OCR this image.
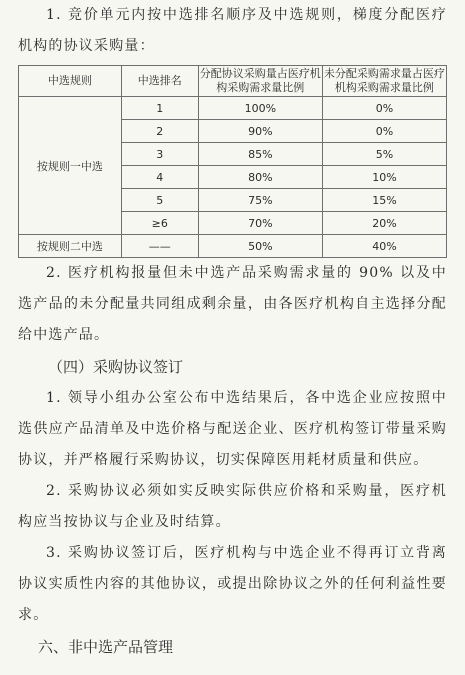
1. 竞价单元内按中选排名顺序及中选规则，梯度分配医疗机构的协议采购量：

中选规则	中选排名	分配协议采购量占医疗机构采购需求量比例	未分配采购需求量占医疗机构采购需求量比例
按规则一中选	1	100%	0%
	2	90%	0%
	3	85%	5%
	4	80%	10%
	5	75%	15%
	≥6	70%	20%
按规则二中选	——	50%	40%

2. 医疗机构报量但未中选产品采购需求量的 90% 以及中选产品的未分配量共同组成剩余量，由各医疗机构自主选择分配给中选产品。

（四）采购协议签订

1. 领导小组办公室公布中选结果后，各中选企业应按照中选供应产品清单及中选价格与配送企业、医疗机构签订带量采购协议，并严格履行采购协议，切实保障医用耗材质量和供应。

2. 采购协议必须如实反映实际供应价格和采购量，医疗机构应当按协议与企业及时结算。

3. 采购协议签订后，医疗机构与中选企业不得再订立背离协议实质性内容的其他协议，或提出除协议之外的任何利益性要求。

六、非中选产品管理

**SET EXERCISE**
Quote every record above exactly, omitting any pictures they contain.

**REPLY TO THE TASK**
OCR this image.
1. 竞价单元内按中选排名顺序及中选规则，梯度分配医疗机构的协议采购量：

中选规则	中选排名	分配协议采购量占医疗机构采购需求量比例	未分配采购需求量占医疗机构采购需求量比例
按规则一中选	1	100%	0%
	2	90%	0%
	3	85%	5%
	4	80%	10%
	5	75%	15%
	≥6	70%	20%
按规则二中选	——	50%	40%

2. 医疗机构报量但未中选产品采购需求量的 90% 以及中选产品的未分配量共同组成剩余量，由各医疗机构自主选择分配给中选产品。

（四）采购协议签订

1. 领导小组办公室公布中选结果后，各中选企业应按照中选供应产品清单及中选价格与配送企业、医疗机构签订带量采购协议，并严格履行采购协议，切实保障医用耗材质量和供应。

2. 采购协议必须如实反映实际供应价格和采购量，医疗机构应当按协议与企业及时结算。

3. 采购协议签订后，医疗机构与中选企业不得再订立背离协议实质性内容的其他协议，或提出除协议之外的任何利益性要求。

六、非中选产品管理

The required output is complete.